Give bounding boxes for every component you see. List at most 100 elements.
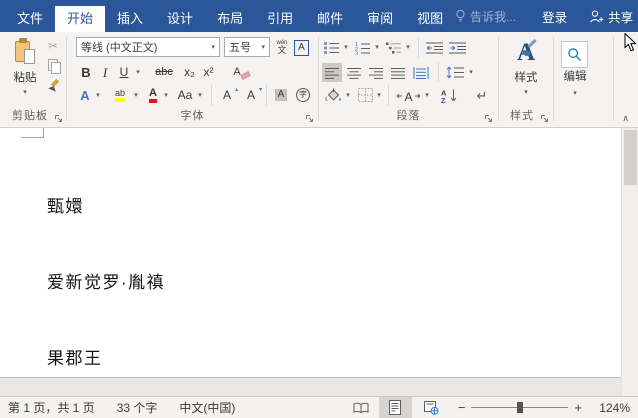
character-shading-button[interactable]: A [272,85,290,105]
enclose-characters-button[interactable]: 字 [294,85,312,105]
clear-formatting-button[interactable]: A [225,63,251,81]
multilevel-list-icon [386,42,401,54]
styles-button[interactable]: A 样式 ▾ [506,38,546,96]
bullets-caret[interactable]: ▾ [341,40,351,55]
sort-button[interactable]: AZ [439,85,461,105]
svg-text:A: A [405,90,413,103]
bold-button[interactable]: B [78,63,94,81]
change-case-caret[interactable]: ▾ [195,85,205,105]
grow-font-button[interactable]: A ▴ [218,85,238,105]
find-button[interactable] [561,41,588,68]
sort-icon: AZ [441,88,457,103]
tab-design[interactable]: 设计 [155,6,205,32]
zoom-in-button[interactable]: + [574,400,582,415]
character-scaling-caret[interactable]: ▾ [422,85,432,105]
borders-caret[interactable]: ▾ [374,85,384,105]
copy-icon [48,58,61,74]
line-spacing-button[interactable] [444,63,466,82]
increase-indent-button[interactable] [447,40,467,55]
text-effects-button[interactable]: A [77,85,93,105]
paste-button[interactable]: 粘贴 ▾ [8,36,42,106]
highlight-caret[interactable]: ▾ [131,85,141,105]
shading-bucket-icon [324,88,341,101]
copy-button[interactable] [46,58,62,74]
decrease-indent-button[interactable] [424,40,444,55]
tell-me-box[interactable]: 告诉我... [455,8,516,25]
multilevel-list-button[interactable] [385,40,403,55]
tab-layout[interactable]: 布局 [205,6,255,32]
mouse-cursor [624,33,637,53]
text-effects-caret[interactable]: ▾ [93,85,103,105]
justify-button[interactable] [388,63,408,82]
language-indicator[interactable]: 中文(中国) [179,399,235,416]
zoom-slider[interactable] [471,402,569,413]
dropdown-caret: ▾ [377,91,381,99]
numbering-caret[interactable]: ▾ [372,40,382,55]
web-layout-button[interactable] [420,397,444,418]
tab-insert[interactable]: 插入 [105,6,155,32]
font-color-caret[interactable]: ▾ [161,85,171,105]
zoom-slider-thumb[interactable] [517,402,524,413]
dropdown-caret: ▾ [136,68,140,76]
tab-home[interactable]: 开始 [55,6,106,32]
sign-in-button[interactable]: 登录 [542,7,567,26]
borders-button[interactable] [356,85,374,105]
collapse-ribbon-button[interactable]: ∧ [622,114,629,123]
highlight-color-icon: ab [114,88,125,102]
mini-separator [388,84,389,106]
cut-button[interactable]: ✂ [45,39,61,53]
align-right-button[interactable] [366,63,386,82]
shading-caret[interactable]: ▾ [343,85,353,105]
editing-caret[interactable]: ▾ [555,88,595,98]
distribute-button[interactable] [410,63,432,82]
tab-references[interactable]: 引用 [255,6,305,32]
superscript-button[interactable]: x² [200,63,217,81]
character-border-button[interactable]: A [293,38,310,57]
magnifier-icon [568,48,581,61]
numbering-button[interactable]: 123 [354,40,372,55]
bullets-button[interactable] [323,40,341,55]
editing-button[interactable]: 编辑 [555,71,595,85]
paragraph-group: ▾ 123 ▾ ▾ ▾ ▾ ▾ A ▾ A Z ↵ 段落 [320,32,497,127]
font-color-button[interactable]: A [145,85,161,105]
clipboard-dialog-launcher[interactable] [54,114,63,123]
change-case-button[interactable]: Aa [175,85,195,105]
italic-button[interactable]: I [99,63,111,81]
vertical-scrollbar[interactable] [621,128,638,396]
styles-dialog-launcher[interactable] [540,114,549,123]
bullets-icon [324,42,339,54]
show-hide-marks-button[interactable]: ↵ [472,85,492,105]
text-effects-icon: A [80,87,90,103]
document-page[interactable]: 甄嬛 爱新觉罗·胤禛 果郡王 温实初 乌拉那拉·宜修 皇太后 年世兰 沈眉庄 浣… [0,128,621,378]
align-left-button[interactable] [322,63,342,82]
line-spacing-caret[interactable]: ▾ [466,63,476,82]
align-center-button[interactable] [344,63,364,82]
share-button[interactable]: 共享 [589,7,633,26]
zoom-out-button[interactable]: − [458,400,466,415]
highlight-color-button[interactable]: ab [109,85,131,105]
zoom-level[interactable]: 124% [590,401,630,415]
shrink-font-button[interactable]: A ▾ [242,85,262,105]
character-scaling-button[interactable]: A [395,85,422,105]
strikethrough-button[interactable]: abc [151,63,177,81]
phonetic-guide-button[interactable]: wén 文 [273,38,291,57]
multilevel-caret[interactable]: ▾ [403,40,413,55]
subscript-button[interactable]: x₂ [181,63,198,81]
scrollbar-thumb[interactable] [624,130,637,185]
underline-button[interactable]: U [117,63,131,81]
font-size-combo[interactable]: 五号 ▾ [224,37,270,57]
font-name-combo[interactable]: 等线 (中文正文) ▾ [76,37,220,57]
format-painter-button[interactable] [46,78,62,94]
font-dialog-launcher[interactable] [305,114,314,123]
read-mode-button[interactable] [349,397,373,418]
tab-view[interactable]: 视图 [405,6,455,32]
word-count[interactable]: 33 个字 [117,399,158,416]
tab-file[interactable]: 文件 [5,6,55,32]
page-indicator[interactable]: 第 1 页，共 1 页 [8,399,95,416]
tab-mailings[interactable]: 邮件 [305,6,355,32]
shading-button[interactable] [323,85,342,105]
underline-caret[interactable]: ▾ [133,63,143,81]
character-shading-icon: A [274,89,288,101]
print-layout-button[interactable] [378,397,412,418]
tab-review[interactable]: 审阅 [355,6,405,32]
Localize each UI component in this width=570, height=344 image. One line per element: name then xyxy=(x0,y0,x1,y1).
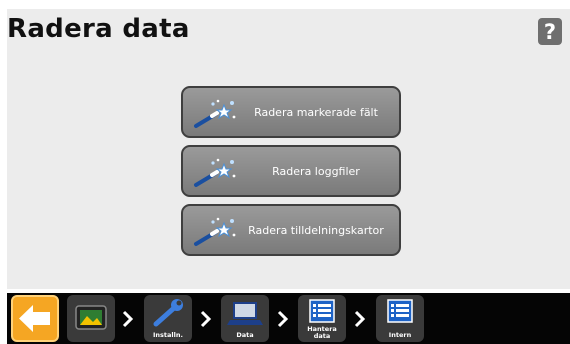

What needs to be done =
Gather every line above that contains the string "sort" and copy each one out. Case counts, so a match must have the same capitalization.

Expected answer =
sort-button[interactable]: AZ [439,85,461,105]
sort-icon: AZ [441,88,457,103]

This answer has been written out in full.